Please dont do that. With Jade we were able to easily share templates
and have some of the pages pre-rendered on the serverside so it didnt rely on the JS
to display the initial content. Your users are in no-js mode until JS is downloaded
and parsed after all.
CONS:
To run your app in it's fullest, you will have to have all of the sub-apps installed
and running as well. It's quite easy to do with nginx, but you have to do it.
You'll need to define port ranges for the apps you run so they dont collide.
Dont forget that your subapps need to be mounted to a specific /path too
when you cofigure your routing.
You also have to maintain the core boilerplate app and in the beginning it's a
bit hard, because you don't have a concrete common modules yet.
But as soon as you have it, changes are rare and small. You will
also face some challenges with routing and mounting under specific /path. And you'll
have to know what are routes that are local (within the single page app) and what are
external (leading to the other sub-app)
So, you might say "good for you", rite. "But what can I take out of this talk? Nothing.

◆ SHORT EXERCISE 1:
Name every software tool or technology mentioned in the sub-apps passage.
The entries that follow have no connection to the sub-apps passage.

◆ GIVEN DATA:
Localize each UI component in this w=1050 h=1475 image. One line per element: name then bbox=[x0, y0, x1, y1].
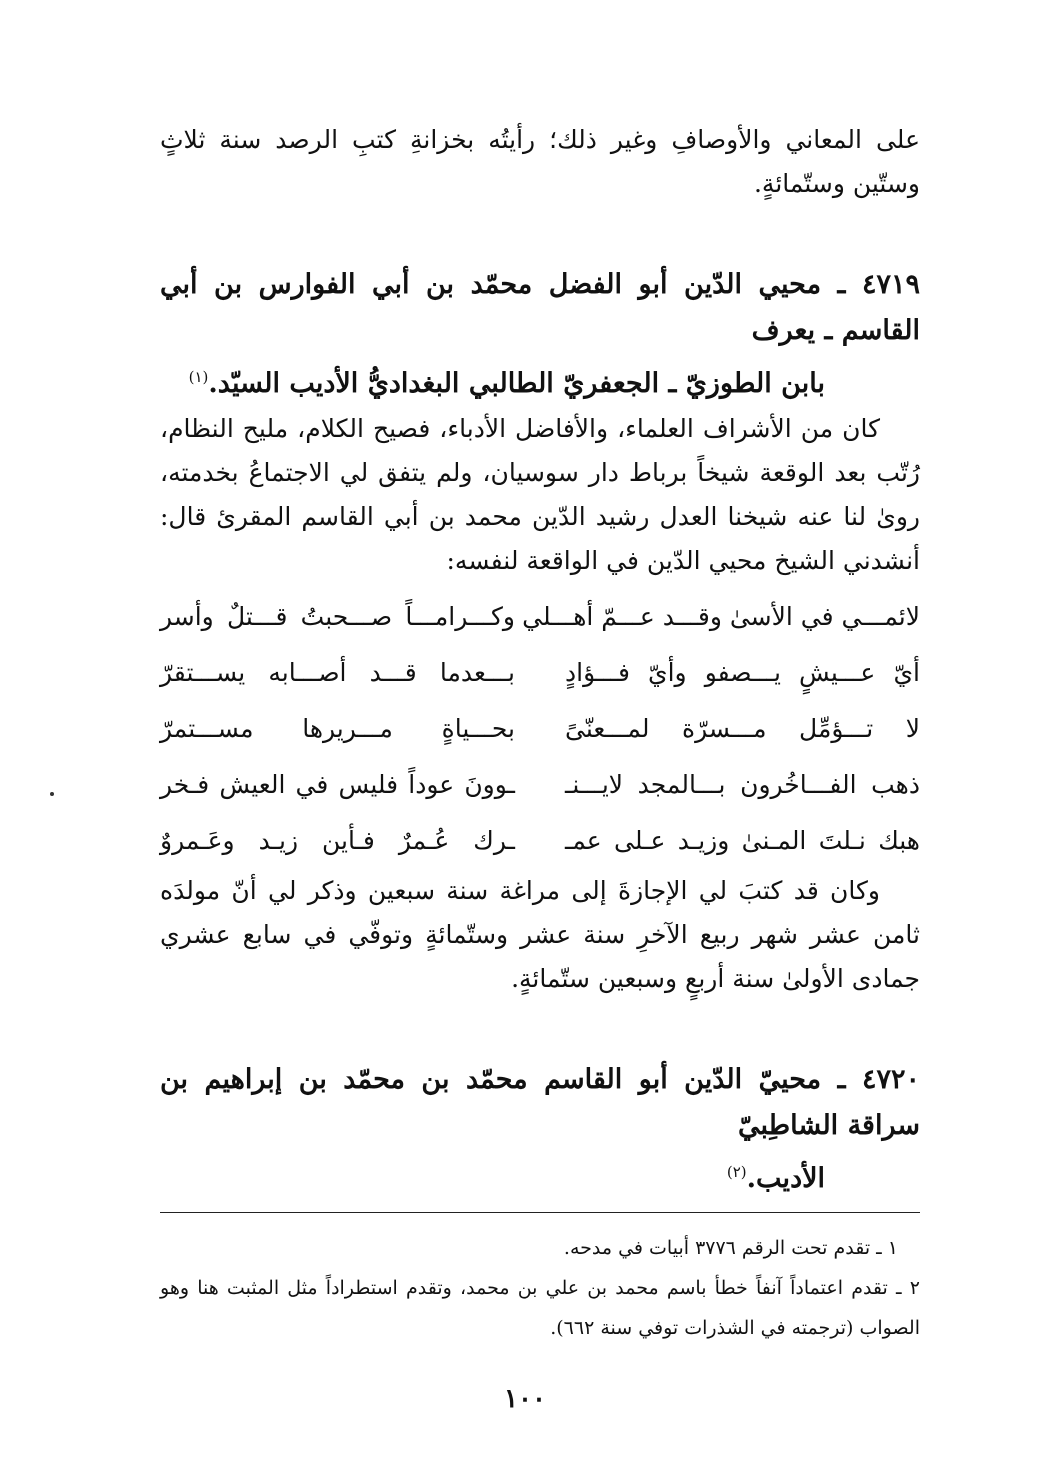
verse-5-second-hemistich: ـرك عُـمرٌ فـأين زيـد وعَـمروٌ bbox=[160, 826, 515, 855]
footnote-1: ١ ـ تقدم تحت الرقم ٣٧٧٦ أبيات في مدحه. bbox=[563, 1237, 898, 1259]
entry-4720-title-line1: ٤٧٢٠ ـ محييّ الدّين أبو القاسم محمّد بن محمّد بن إبراهيم بن سراقة الشاطِبيّ bbox=[160, 1064, 920, 1141]
section-gap bbox=[160, 206, 920, 262]
verse-1-second-hemistich: وكـــرامـــاً صـــحبتُ قـــتلٌ وأسر bbox=[160, 602, 515, 631]
entry-4719-title-line1: ٤٧١٩ ـ محيي الدّين أبو الفضل محمّد بن أبي الفوارس بن أبي القاسم ـ يعرف bbox=[160, 269, 920, 346]
verse-2-second-hemistich: بـــعدما قـــد أصـــابه يســـتقرّ bbox=[160, 658, 515, 687]
entry-4720-title-line2: الأديب. bbox=[746, 1163, 825, 1194]
footnote-ref-2: (٢) bbox=[726, 1163, 747, 1181]
footnote-2: ٢ ـ تقدم اعتماداً آنفاً خطأ باسم محمد بن علي بن محمد، وتقدم استطراداً مثل المثبت هنا وهو الصواب (ترجمته في الشذرات توفي سنة ٦٦٢). bbox=[160, 1277, 920, 1339]
verse-1-first-hemistich: لائمـــي في الأسىٰ وقـــد عـــمّ أهـــلي bbox=[522, 602, 920, 631]
entry-4719-body: كان من الأشراف العلماء، والأفاضل الأدباء، فصيح الكلام، مليح النظام، رُتّب بعد الوقعة شيخاً برباط دار سوسيان، ولم يتفق لي الاجتماعُ بخدمته، روىٰ لنا عنه شيخنا العدل رشيد الدّين محمد بن أبي القاسم المقرئ قال: أنشدني الشيخ محيي الدّين في الواقعة لنفسه: bbox=[160, 414, 920, 575]
entry-4719-title bbox=[160, 262, 920, 407]
footnote-ref-1: (١) bbox=[188, 368, 209, 386]
verse-4 bbox=[160, 757, 920, 813]
entry-4719-title-line2-wrap bbox=[160, 354, 920, 407]
verse-1 bbox=[160, 589, 920, 645]
verse-3-first-hemistich: لا تـــؤمِّل مـــسرّة لمـــعنّىً bbox=[565, 714, 920, 743]
entry-4719-title-line2: بابن الطوزيّ ـ الجعفريّ الطالبي البغداديُّ الأديب السيّد. bbox=[208, 368, 825, 399]
verse-4-second-hemistich: ـوونَ عوداً فليس في العيش فـخر bbox=[160, 770, 515, 799]
entry-4720-title-line2-wrap bbox=[160, 1149, 920, 1202]
intro-paragraph: على المعاني والأوصافِ وغير ذلك؛ رأيتُه بخزانةِ كتبِ الرصد سنة ثلاثٍ وستّين وستّمائةٍ. bbox=[160, 125, 920, 198]
footnotes bbox=[160, 1228, 920, 1348]
footnote-separator bbox=[160, 1212, 920, 1213]
verse-2-first-hemistich: أيّ عـــيشٍ يـــصفو وأيّ فـــؤادٍ bbox=[565, 658, 920, 687]
verse-5-first-hemistich: هبك نـلتَ المـنىٰ وزيـد عـلى عمـ bbox=[565, 826, 920, 855]
margin-dot bbox=[50, 792, 54, 796]
verse-2 bbox=[160, 645, 920, 701]
page-body bbox=[160, 118, 920, 1202]
section-gap bbox=[160, 1001, 920, 1057]
page-number: ١٠٠ bbox=[504, 1384, 546, 1414]
entry-4719-closing: وكان قد كتبَ لي الإجازةَ إلى مراغة سنة سبعين وذكر لي أنّ مولدَه ثامن عشر شهر ربيع الآخرِ سنة عشر وستّمائةٍ وتوفّي في سابع عشري جمادى الأولىٰ سنة أربعٍ وسبعين ستّمائةٍ. bbox=[160, 876, 920, 993]
verse-3-second-hemistich: بحـــياةٍ مـــريرها مســـتمرّ bbox=[160, 714, 515, 743]
verse-4-first-hemistich: ذهب الفـــاخُرون بـــالمجد لايـــنـ bbox=[565, 770, 920, 799]
poem-verses bbox=[160, 589, 920, 869]
verse-5 bbox=[160, 813, 920, 869]
verse-3 bbox=[160, 701, 920, 757]
entry-4720-title bbox=[160, 1057, 920, 1202]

◆ SHORT EXERCISE 2:
Please duplicate the entries from the line with "verse-5-second-hemistich: ـرك عُـمرٌ" to the line with "footnote-separator bbox=[160, 1212, 920, 1213]", including both of those lines.

◆ WORKED SOLUTION 1:
Jade, JS, nginx

◆ WORKED SOLUTION 2:
verse-5-second-hemistich: ـرك عُـمرٌ فـأين زيـد وعَـمروٌ bbox=[160, 826, 515, 855]
footnote-1: ١ ـ تقدم تحت الرقم ٣٧٧٦ أبيات في مدحه. bbox=[563, 1237, 898, 1259]
entry-4720-title-line1: ٤٧٢٠ ـ محييّ الدّين أبو القاسم محمّد بن محمّد بن إبراهيم بن سراقة الشاطِبيّ bbox=[160, 1064, 920, 1141]
section-gap bbox=[160, 206, 920, 262]
verse-1-second-hemistich: وكـــرامـــاً صـــحبتُ قـــتلٌ وأسر bbox=[160, 602, 515, 631]
entry-4719-title-line1: ٤٧١٩ ـ محيي الدّين أبو الفضل محمّد بن أبي الفوارس بن أبي القاسم ـ يعرف bbox=[160, 269, 920, 346]
verse-2-second-hemistich: بـــعدما قـــد أصـــابه يســـتقرّ bbox=[160, 658, 515, 687]
entry-4720-title-line2: الأديب. bbox=[746, 1163, 825, 1194]
footnote-ref-2: (٢) bbox=[726, 1163, 747, 1181]
footnote-2: ٢ ـ تقدم اعتماداً آنفاً خطأ باسم محمد بن علي بن محمد، وتقدم استطراداً مثل المثبت هنا وهو الصواب (ترجمته في الشذرات توفي سنة ٦٦٢). bbox=[160, 1277, 920, 1339]
verse-1-first-hemistich: لائمـــي في الأسىٰ وقـــد عـــمّ أهـــلي bbox=[522, 602, 920, 631]
entry-4719-body: كان من الأشراف العلماء، والأفاضل الأدباء، فصيح الكلام، مليح النظام، رُتّب بعد الوقعة شيخاً برباط دار سوسيان، ولم يتفق لي الاجتماعُ بخدمته، روىٰ لنا عنه شيخنا العدل رشيد الدّين محمد بن أبي القاسم المقرئ قال: أنشدني الشيخ محيي الدّين في الواقعة لنفسه: bbox=[160, 414, 920, 575]
entry-4719-title bbox=[160, 262, 920, 407]
footnote-ref-1: (١) bbox=[188, 368, 209, 386]
verse-4 bbox=[160, 757, 920, 813]
entry-4719-title-line2-wrap bbox=[160, 354, 920, 407]
verse-1 bbox=[160, 589, 920, 645]
verse-3-first-hemistich: لا تـــؤمِّل مـــسرّة لمـــعنّىً bbox=[565, 714, 920, 743]
entry-4719-title-line2: بابن الطوزيّ ـ الجعفريّ الطالبي البغداديُّ الأديب السيّد. bbox=[208, 368, 825, 399]
verse-4-second-hemistich: ـوونَ عوداً فليس في العيش فـخر bbox=[160, 770, 515, 799]
entry-4720-title-line2-wrap bbox=[160, 1149, 920, 1202]
intro-paragraph: على المعاني والأوصافِ وغير ذلك؛ رأيتُه بخزانةِ كتبِ الرصد سنة ثلاثٍ وستّين وستّمائةٍ. bbox=[160, 125, 920, 198]
footnotes bbox=[160, 1228, 920, 1348]
footnote-separator bbox=[160, 1212, 920, 1213]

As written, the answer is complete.